**Task statement**
Repeat the entries exactly. Leave nothing out.

::::

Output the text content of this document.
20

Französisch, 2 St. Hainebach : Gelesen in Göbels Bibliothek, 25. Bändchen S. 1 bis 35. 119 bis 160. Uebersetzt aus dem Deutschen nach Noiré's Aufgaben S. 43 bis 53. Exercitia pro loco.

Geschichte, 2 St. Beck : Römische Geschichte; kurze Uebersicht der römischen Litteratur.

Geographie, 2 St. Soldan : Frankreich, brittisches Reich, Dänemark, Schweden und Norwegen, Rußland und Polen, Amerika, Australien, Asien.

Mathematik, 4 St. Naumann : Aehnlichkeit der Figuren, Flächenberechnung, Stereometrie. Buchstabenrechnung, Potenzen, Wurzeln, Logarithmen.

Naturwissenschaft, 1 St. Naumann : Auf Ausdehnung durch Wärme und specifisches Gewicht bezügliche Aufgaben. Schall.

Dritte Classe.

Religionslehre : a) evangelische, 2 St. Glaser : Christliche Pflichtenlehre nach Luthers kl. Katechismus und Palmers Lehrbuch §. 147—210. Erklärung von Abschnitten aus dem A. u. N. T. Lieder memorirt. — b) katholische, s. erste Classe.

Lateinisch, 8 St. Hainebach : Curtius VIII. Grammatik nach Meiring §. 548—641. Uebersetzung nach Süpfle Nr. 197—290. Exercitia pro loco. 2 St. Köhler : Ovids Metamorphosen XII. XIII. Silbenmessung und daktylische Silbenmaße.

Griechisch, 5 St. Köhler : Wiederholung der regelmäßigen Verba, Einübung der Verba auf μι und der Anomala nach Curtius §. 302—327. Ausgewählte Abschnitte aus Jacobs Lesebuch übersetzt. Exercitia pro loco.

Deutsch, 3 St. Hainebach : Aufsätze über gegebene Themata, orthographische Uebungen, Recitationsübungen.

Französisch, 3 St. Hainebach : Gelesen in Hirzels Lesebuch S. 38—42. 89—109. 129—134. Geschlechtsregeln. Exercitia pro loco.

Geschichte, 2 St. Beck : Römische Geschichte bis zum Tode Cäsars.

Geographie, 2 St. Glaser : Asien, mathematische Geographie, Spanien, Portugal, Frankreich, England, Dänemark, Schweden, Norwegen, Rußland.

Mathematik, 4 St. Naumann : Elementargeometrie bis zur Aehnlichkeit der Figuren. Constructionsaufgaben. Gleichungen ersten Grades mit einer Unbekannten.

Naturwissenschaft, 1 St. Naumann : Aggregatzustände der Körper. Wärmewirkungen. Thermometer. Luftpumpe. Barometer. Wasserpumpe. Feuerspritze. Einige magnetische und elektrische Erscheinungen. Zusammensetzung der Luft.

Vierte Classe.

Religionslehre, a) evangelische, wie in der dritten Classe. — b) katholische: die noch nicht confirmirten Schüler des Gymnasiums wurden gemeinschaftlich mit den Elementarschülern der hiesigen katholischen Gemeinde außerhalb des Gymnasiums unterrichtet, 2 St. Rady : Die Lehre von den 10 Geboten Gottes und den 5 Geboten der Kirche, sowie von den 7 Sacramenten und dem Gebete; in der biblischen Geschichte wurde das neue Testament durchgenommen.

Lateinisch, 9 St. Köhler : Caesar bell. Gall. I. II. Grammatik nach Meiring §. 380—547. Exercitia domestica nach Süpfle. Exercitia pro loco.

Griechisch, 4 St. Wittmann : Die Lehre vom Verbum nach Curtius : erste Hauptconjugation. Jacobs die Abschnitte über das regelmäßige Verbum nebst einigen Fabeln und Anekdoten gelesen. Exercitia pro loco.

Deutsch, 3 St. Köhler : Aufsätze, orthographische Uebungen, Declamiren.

::::

**Result of the task**
Output the text content of this document.
20

Französisch, 2 St. Hainebach : Gelesen in Göbels Bibliothek, 25. Bändchen S. 1 bis 35. 119 bis 160. Uebersetzt aus dem Deutschen nach Noiré's Aufgaben S. 43 bis 53. Exercitia pro loco.

Geschichte, 2 St. Beck : Römische Geschichte; kurze Uebersicht der römischen Litteratur.

Geographie, 2 St. Soldan : Frankreich, brittisches Reich, Dänemark, Schweden und Norwegen, Rußland und Polen, Amerika, Australien, Asien.

Mathematik, 4 St. Naumann : Aehnlichkeit der Figuren, Flächenberechnung, Stereometrie. Buchstabenrechnung, Potenzen, Wurzeln, Logarithmen.

Naturwissenschaft, 1 St. Naumann : Auf Ausdehnung durch Wärme und specifisches Gewicht bezügliche Aufgaben. Schall.

Dritte Classe.

Religionslehre : a) evangelische, 2 St. Glaser : Christliche Pflichtenlehre nach Luthers kl. Katechismus und Palmers Lehrbuch §. 147—210. Erklärung von Abschnitten aus dem A. u. N. T. Lieder memorirt. — b) katholische, s. erste Classe.

Lateinisch, 8 St. Hainebach : Curtius VIII. Grammatik nach Meiring §. 548—641. Uebersetzung nach Süpfle Nr. 197—290. Exercitia pro loco. 2 St. Köhler : Ovids Metamorphosen XII. XIII. Silbenmessung und daktylische Silbenmaße.

Griechisch, 5 St. Köhler : Wiederholung der regelmäßigen Verba, Einübung der Verba auf μι und der Anomala nach Curtius §. 302—327. Ausgewählte Abschnitte aus Jacobs Lesebuch übersetzt. Exercitia pro loco.

Deutsch, 3 St. Hainebach : Aufsätze über gegebene Themata, orthographische Uebungen, Recitationsübungen.

Französisch, 3 St. Hainebach : Gelesen in Hirzels Lesebuch S. 38—42. 89—109. 129—134. Geschlechtsregeln. Exercitia pro loco.

Geschichte, 2 St. Beck : Römische Geschichte bis zum Tode Cäsars.

Geographie, 2 St. Glaser : Asien, mathematische Geographie, Spanien, Portugal, Frankreich, England, Dänemark, Schweden, Norwegen, Rußland.

Mathematik, 4 St. Naumann : Elementargeometrie bis zur Aehnlichkeit der Figuren. Constructionsaufgaben. Gleichungen ersten Grades mit einer Unbekannten.

Naturwissenschaft, 1 St. Naumann : Aggregatzustände der Körper. Wärmewirkungen. Thermometer. Luftpumpe. Barometer. Wasserpumpe. Feuerspritze. Einige magnetische und elektrische Erscheinungen. Zusammensetzung der Luft.

Vierte Classe.

Religionslehre, a) evangelische, wie in der dritten Classe. — b) katholische: die noch nicht confirmirten Schüler des Gymnasiums wurden gemeinschaftlich mit den Elementarschülern der hiesigen katholischen Gemeinde außerhalb des Gymnasiums unterrichtet, 2 St. Rady : Die Lehre von den 10 Geboten Gottes und den 5 Geboten der Kirche, sowie von den 7 Sacramenten und dem Gebete; in der biblischen Geschichte wurde das neue Testament durchgenommen.

Lateinisch, 9 St. Köhler : Caesar bell. Gall. I. II. Grammatik nach Meiring §. 380—547. Exercitia domestica nach Süpfle. Exercitia pro loco.

Griechisch, 4 St. Wittmann : Die Lehre vom Verbum nach Curtius : erste Hauptconjugation. Jacobs die Abschnitte über das regelmäßige Verbum nebst einigen Fabeln und Anekdoten gelesen. Exercitia pro loco.

Deutsch, 3 St. Köhler : Aufsätze, orthographische Uebungen, Declamiren.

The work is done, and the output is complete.